[Directions] Repeat each line exactly as it is written.

[The input]
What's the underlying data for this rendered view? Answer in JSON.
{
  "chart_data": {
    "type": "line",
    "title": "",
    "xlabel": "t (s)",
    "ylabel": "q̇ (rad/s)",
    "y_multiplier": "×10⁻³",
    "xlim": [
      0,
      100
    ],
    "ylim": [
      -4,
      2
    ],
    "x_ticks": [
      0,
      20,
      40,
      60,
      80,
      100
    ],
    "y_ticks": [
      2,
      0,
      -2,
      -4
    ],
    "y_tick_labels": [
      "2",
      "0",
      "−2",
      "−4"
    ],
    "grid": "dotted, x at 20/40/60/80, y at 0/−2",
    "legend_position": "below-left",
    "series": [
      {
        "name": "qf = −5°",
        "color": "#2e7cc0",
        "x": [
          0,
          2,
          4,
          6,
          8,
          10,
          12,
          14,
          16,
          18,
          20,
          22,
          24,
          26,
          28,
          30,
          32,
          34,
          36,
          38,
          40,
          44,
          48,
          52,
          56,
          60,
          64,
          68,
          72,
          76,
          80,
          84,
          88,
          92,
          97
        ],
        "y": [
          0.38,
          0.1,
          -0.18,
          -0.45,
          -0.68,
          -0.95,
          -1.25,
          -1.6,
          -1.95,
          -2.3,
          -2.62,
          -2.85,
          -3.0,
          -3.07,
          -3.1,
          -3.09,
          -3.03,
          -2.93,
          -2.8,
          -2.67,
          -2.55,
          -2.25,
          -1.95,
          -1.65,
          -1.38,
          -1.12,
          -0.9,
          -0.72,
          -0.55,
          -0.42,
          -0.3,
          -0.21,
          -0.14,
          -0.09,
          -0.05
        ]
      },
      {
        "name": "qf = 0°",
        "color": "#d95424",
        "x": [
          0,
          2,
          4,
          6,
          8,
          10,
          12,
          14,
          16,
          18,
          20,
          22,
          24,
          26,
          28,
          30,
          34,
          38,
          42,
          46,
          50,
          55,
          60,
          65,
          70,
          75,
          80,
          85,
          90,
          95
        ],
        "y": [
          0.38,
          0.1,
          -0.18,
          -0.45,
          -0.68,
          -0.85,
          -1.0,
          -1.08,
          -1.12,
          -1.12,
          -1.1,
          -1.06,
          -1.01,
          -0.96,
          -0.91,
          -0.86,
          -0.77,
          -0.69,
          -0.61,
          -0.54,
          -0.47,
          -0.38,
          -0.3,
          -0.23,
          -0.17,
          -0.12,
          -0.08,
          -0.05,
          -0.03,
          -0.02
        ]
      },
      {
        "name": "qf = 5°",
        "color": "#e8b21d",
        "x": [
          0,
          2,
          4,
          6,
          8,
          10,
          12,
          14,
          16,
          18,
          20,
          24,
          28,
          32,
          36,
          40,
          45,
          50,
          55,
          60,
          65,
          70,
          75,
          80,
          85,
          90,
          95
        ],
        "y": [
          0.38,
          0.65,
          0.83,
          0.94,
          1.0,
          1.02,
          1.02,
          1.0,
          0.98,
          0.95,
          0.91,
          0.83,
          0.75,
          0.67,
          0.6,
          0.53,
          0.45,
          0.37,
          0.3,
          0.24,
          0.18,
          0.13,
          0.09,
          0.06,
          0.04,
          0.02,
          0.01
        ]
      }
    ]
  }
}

[Exercise response]
What's the underlying data for this rendered view? Answer in JSON.
{
  "chart_data": {
    "type": "line",
    "title": "",
    "xlabel": "t (s)",
    "ylabel": "q̇ (rad/s)",
    "y_multiplier": "×10⁻³",
    "xlim": [
      0,
      100
    ],
    "ylim": [
      -4,
      2
    ],
    "x_ticks": [
      0,
      20,
      40,
      60,
      80,
      100
    ],
    "y_ticks": [
      2,
      0,
      -2,
      -4
    ],
    "y_tick_labels": [
      "2",
      "0",
      "−2",
      "−4"
    ],
    "grid": "dotted, x at 20/40/60/80, y at 0/−2",
    "legend_position": "below-left",
    "series": [
      {
        "name": "qf = −5°",
        "color": "#2e7cc0",
        "x": [
          0,
          2,
          4,
          6,
          8,
          10,
          12,
          14,
          16,
          18,
          20,
          22,
          24,
          26,
          28,
          30,
          32,
          34,
          36,
          38,
          40,
          44,
          48,
          52,
          56,
          60,
          64,
          68,
          72,
          76,
          80,
          84,
          88,
          92,
          97
        ],
        "y": [
          0.38,
          0.1,
          -0.18,
          -0.45,
          -0.68,
          -0.95,
          -1.25,
          -1.6,
          -1.95,
          -2.3,
          -2.62,
          -2.85,
          -3.0,
          -3.07,
          -3.1,
          -3.09,
          -3.03,
          -2.93,
          -2.8,
          -2.67,
          -2.55,
          -2.25,
          -1.95,
          -1.65,
          -1.38,
          -1.12,
          -0.9,
          -0.72,
          -0.55,
          -0.42,
          -0.3,
          -0.21,
          -0.14,
          -0.09,
          -0.05
        ]
      },
      {
        "name": "qf = 0°",
        "color": "#d95424",
        "x": [
          0,
          2,
          4,
          6,
          8,
          10,
          12,
          14,
          16,
          18,
          20,
          22,
          24,
          26,
          28,
          30,
          34,
          38,
          42,
          46,
          50,
          55,
          60,
          65,
          70,
          75,
          80,
          85,
          90,
          95
        ],
        "y": [
          0.38,
          0.1,
          -0.18,
          -0.45,
          -0.68,
          -0.85,
          -1.0,
          -1.08,
          -1.12,
          -1.12,
          -1.1,
          -1.06,
          -1.01,
          -0.96,
          -0.91,
          -0.86,
          -0.77,
          -0.69,
          -0.61,
          -0.54,
          -0.47,
          -0.38,
          -0.3,
          -0.23,
          -0.17,
          -0.12,
          -0.08,
          -0.05,
          -0.03,
          -0.02
        ]
      },
      {
        "name": "qf = 5°",
        "color": "#e8b21d",
        "x": [
          0,
          2,
          4,
          6,
          8,
          10,
          12,
          14,
          16,
          18,
          20,
          24,
          28,
          32,
          36,
          40,
          45,
          50,
          55,
          60,
          65,
          70,
          75,
          80,
          85,
          90,
          95
        ],
        "y": [
          0.38,
          0.65,
          0.83,
          0.94,
          1.0,
          1.02,
          1.02,
          1.0,
          0.98,
          0.95,
          0.91,
          0.83,
          0.75,
          0.67,
          0.6,
          0.53,
          0.45,
          0.37,
          0.3,
          0.24,
          0.18,
          0.13,
          0.09,
          0.06,
          0.04,
          0.02,
          0.01
        ]
      }
    ]
  }
}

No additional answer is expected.